• Input rows:
========

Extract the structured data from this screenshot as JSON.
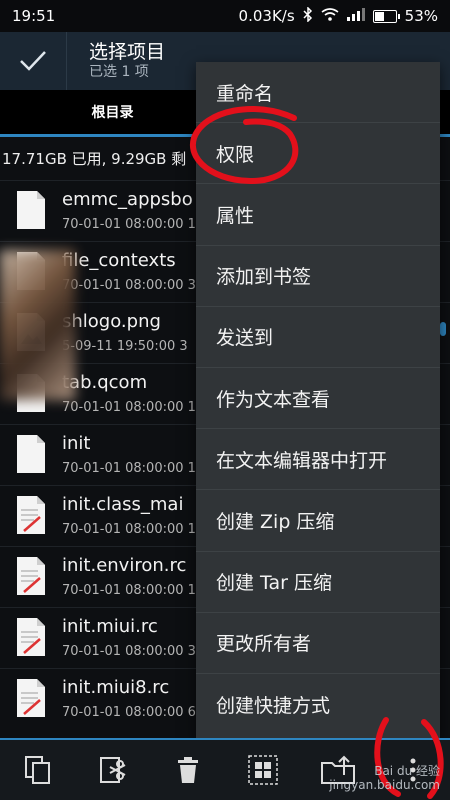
{
  "status_bar": {
    "time": "19:51",
    "net_speed": "0.03K/s",
    "battery": "53%",
    "battery_level": 0.53
  },
  "action_bar": {
    "title": "选择项目",
    "subtitle": "已选 1 项"
  },
  "tabs": [
    {
      "label": "根目录"
    }
  ],
  "storage_info": "17.71GB 已用, 9.29GB 剩",
  "files": [
    {
      "name": "emmc_appsbo",
      "meta": "70-01-01 08:00:00  1",
      "icon": "file-icon"
    },
    {
      "name": "file_contexts",
      "meta": "70-01-01 08:00:00  3",
      "icon": "file-icon"
    },
    {
      "name": "shlogo.png",
      "meta": "5-09-11 19:50:00  3",
      "icon": "image-file-icon"
    },
    {
      "name": "tab.qcom",
      "meta": "70-01-01 08:00:00  1",
      "icon": "file-icon"
    },
    {
      "name": "init",
      "meta": "70-01-01 08:00:00  1",
      "icon": "file-icon"
    },
    {
      "name": "init.class_mai",
      "meta": "70-01-01 08:00:00  1",
      "icon": "script-file-icon"
    },
    {
      "name": "init.environ.rc",
      "meta": "70-01-01 08:00:00  1",
      "icon": "script-file-icon"
    },
    {
      "name": "init.miui.rc",
      "meta": "70-01-01 08:00:00  3",
      "icon": "script-file-icon"
    },
    {
      "name": "init.miui8.rc",
      "meta": "70-01-01 08:00:00  6",
      "icon": "script-file-icon"
    }
  ],
  "context_menu": [
    "重命名",
    "权限",
    "属性",
    "添加到书签",
    "发送到",
    "作为文本查看",
    "在文本编辑器中打开",
    "创建 Zip 压缩",
    "创建 Tar 压缩",
    "更改所有者",
    "创建快捷方式"
  ],
  "bottom_toolbar": [
    {
      "icon": "copy-icon"
    },
    {
      "icon": "cut-icon"
    },
    {
      "icon": "delete-icon"
    },
    {
      "icon": "select-all-icon"
    },
    {
      "icon": "move-to-folder-icon"
    },
    {
      "icon": "more-icon"
    }
  ],
  "watermark": {
    "brand": "Bai du 经验",
    "url": "jingyan.baidu.com"
  },
  "colors": {
    "accent": "#2e86c1",
    "annotation": "#e3101b",
    "menu_bg": "#303437"
  }
}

========

• Work to be completed:
Restate the whole listing above exactly, please, omitting every image.

• Output for this exercise:
Extract the structured data from this screenshot as JSON.
{
  "status_bar": {
    "time": "19:51",
    "net_speed": "0.03K/s",
    "battery": "53%",
    "battery_level": 0.53
  },
  "action_bar": {
    "title": "选择项目",
    "subtitle": "已选 1 项"
  },
  "tabs": [
    {
      "label": "根目录"
    }
  ],
  "storage_info": "17.71GB 已用, 9.29GB 剩",
  "files": [
    {
      "name": "emmc_appsbo",
      "meta": "70-01-01 08:00:00  1",
      "icon": "file-icon"
    },
    {
      "name": "file_contexts",
      "meta": "70-01-01 08:00:00  3",
      "icon": "file-icon"
    },
    {
      "name": "shlogo.png",
      "meta": "5-09-11 19:50:00  3",
      "icon": "image-file-icon"
    },
    {
      "name": "tab.qcom",
      "meta": "70-01-01 08:00:00  1",
      "icon": "file-icon"
    },
    {
      "name": "init",
      "meta": "70-01-01 08:00:00  1",
      "icon": "file-icon"
    },
    {
      "name": "init.class_mai",
      "meta": "70-01-01 08:00:00  1",
      "icon": "script-file-icon"
    },
    {
      "name": "init.environ.rc",
      "meta": "70-01-01 08:00:00  1",
      "icon": "script-file-icon"
    },
    {
      "name": "init.miui.rc",
      "meta": "70-01-01 08:00:00  3",
      "icon": "script-file-icon"
    },
    {
      "name": "init.miui8.rc",
      "meta": "70-01-01 08:00:00  6",
      "icon": "script-file-icon"
    }
  ],
  "context_menu": [
    "重命名",
    "权限",
    "属性",
    "添加到书签",
    "发送到",
    "作为文本查看",
    "在文本编辑器中打开",
    "创建 Zip 压缩",
    "创建 Tar 压缩",
    "更改所有者",
    "创建快捷方式"
  ],
  "bottom_toolbar": [
    {
      "icon": "copy-icon"
    },
    {
      "icon": "cut-icon"
    },
    {
      "icon": "delete-icon"
    },
    {
      "icon": "select-all-icon"
    },
    {
      "icon": "move-to-folder-icon"
    },
    {
      "icon": "more-icon"
    }
  ],
  "watermark": {
    "brand": "Bai du 经验",
    "url": "jingyan.baidu.com"
  },
  "colors": {
    "accent": "#2e86c1",
    "annotation": "#e3101b",
    "menu_bg": "#303437"
  }
}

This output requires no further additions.